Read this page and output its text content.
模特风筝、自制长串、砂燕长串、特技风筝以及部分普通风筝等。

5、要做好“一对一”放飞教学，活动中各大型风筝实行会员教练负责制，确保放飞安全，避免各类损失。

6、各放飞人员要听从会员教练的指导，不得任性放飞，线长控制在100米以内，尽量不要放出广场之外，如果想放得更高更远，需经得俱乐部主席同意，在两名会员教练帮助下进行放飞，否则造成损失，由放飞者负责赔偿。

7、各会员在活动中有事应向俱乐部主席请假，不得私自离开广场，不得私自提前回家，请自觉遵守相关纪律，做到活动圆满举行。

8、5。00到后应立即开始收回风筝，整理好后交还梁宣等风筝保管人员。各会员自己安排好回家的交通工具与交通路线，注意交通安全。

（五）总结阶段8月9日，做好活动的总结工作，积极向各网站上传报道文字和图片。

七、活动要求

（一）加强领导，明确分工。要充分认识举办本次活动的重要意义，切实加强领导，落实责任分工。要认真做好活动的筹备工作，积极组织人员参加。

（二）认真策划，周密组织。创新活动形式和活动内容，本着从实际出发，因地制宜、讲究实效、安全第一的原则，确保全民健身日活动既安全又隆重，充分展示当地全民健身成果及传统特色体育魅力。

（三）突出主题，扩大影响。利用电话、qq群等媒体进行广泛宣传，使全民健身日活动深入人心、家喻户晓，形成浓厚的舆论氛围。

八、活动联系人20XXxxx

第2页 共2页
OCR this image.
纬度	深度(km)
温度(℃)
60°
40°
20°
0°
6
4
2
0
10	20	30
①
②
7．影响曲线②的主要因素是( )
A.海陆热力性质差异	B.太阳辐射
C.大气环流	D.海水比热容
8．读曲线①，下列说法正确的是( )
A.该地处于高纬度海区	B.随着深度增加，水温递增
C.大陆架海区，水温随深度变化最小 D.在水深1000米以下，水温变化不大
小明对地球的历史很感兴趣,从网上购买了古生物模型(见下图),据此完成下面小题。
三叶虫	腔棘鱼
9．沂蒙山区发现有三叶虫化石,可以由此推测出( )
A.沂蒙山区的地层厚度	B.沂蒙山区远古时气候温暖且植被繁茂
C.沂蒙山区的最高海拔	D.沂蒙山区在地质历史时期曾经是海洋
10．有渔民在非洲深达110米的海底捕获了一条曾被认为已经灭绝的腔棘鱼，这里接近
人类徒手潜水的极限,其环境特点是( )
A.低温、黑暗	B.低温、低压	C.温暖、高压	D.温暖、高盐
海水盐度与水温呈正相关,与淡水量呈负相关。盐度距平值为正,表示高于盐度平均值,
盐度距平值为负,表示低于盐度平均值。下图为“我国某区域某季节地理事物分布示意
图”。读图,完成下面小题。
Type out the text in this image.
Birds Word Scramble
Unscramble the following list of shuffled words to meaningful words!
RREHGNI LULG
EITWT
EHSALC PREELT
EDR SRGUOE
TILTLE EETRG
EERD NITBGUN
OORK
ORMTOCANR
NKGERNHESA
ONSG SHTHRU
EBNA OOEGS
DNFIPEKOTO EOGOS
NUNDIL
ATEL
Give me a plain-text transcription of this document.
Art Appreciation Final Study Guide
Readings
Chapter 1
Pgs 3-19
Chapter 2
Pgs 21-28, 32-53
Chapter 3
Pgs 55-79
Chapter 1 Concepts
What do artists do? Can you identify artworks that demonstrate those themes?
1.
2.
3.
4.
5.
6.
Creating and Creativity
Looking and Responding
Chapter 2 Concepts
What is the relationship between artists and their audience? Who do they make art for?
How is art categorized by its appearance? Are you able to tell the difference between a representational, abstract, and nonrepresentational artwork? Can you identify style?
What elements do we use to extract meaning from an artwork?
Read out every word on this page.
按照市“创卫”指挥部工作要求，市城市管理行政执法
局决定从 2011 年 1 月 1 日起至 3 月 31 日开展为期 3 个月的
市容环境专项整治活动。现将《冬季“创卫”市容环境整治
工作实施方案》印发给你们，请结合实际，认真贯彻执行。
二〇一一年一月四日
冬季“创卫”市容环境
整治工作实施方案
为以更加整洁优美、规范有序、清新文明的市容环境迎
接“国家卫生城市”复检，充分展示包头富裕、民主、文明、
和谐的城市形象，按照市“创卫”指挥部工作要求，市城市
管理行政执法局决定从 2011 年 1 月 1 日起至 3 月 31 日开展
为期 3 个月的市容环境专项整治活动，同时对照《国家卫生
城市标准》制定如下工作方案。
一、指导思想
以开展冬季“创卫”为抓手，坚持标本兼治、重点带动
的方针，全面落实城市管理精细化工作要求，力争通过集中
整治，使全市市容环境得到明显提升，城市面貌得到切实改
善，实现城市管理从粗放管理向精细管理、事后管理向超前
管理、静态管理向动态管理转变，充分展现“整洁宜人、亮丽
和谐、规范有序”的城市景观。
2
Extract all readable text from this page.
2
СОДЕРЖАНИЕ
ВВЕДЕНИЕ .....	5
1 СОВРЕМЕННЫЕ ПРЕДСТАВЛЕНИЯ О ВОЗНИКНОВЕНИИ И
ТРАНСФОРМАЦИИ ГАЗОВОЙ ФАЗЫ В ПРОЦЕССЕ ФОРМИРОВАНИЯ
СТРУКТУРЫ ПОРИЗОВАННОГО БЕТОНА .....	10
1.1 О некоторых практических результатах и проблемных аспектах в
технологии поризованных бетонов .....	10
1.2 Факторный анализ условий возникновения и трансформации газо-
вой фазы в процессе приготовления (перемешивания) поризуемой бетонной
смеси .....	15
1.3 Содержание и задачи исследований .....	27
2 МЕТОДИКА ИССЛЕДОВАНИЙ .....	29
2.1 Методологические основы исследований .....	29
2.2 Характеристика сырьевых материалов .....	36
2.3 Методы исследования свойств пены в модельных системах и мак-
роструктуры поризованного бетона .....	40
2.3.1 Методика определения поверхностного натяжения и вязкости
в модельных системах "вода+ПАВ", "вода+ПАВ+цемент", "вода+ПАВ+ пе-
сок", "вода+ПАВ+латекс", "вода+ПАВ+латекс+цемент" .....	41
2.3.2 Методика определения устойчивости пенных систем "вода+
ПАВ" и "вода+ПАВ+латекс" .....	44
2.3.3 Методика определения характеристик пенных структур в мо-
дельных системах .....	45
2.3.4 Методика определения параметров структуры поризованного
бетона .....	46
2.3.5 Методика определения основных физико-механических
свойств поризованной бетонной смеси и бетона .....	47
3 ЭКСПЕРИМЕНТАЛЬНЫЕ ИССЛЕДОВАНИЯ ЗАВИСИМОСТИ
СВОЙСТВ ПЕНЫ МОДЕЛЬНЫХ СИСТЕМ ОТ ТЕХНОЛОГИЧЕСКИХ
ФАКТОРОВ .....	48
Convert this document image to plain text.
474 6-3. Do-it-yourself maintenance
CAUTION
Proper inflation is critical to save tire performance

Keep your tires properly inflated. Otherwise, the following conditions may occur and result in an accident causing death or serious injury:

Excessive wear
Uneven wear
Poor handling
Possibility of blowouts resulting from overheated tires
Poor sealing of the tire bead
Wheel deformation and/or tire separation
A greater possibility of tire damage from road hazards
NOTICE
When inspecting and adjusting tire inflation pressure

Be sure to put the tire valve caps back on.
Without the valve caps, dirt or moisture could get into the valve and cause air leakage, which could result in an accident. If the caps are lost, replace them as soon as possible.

════════════════

# Work to do
Copy out each line of the records where the string "规范有序" appears.

# Reply
为以更加整洁优美、规范有序、清新文明的市容环境迎
和谐、规范有序”的城市景观。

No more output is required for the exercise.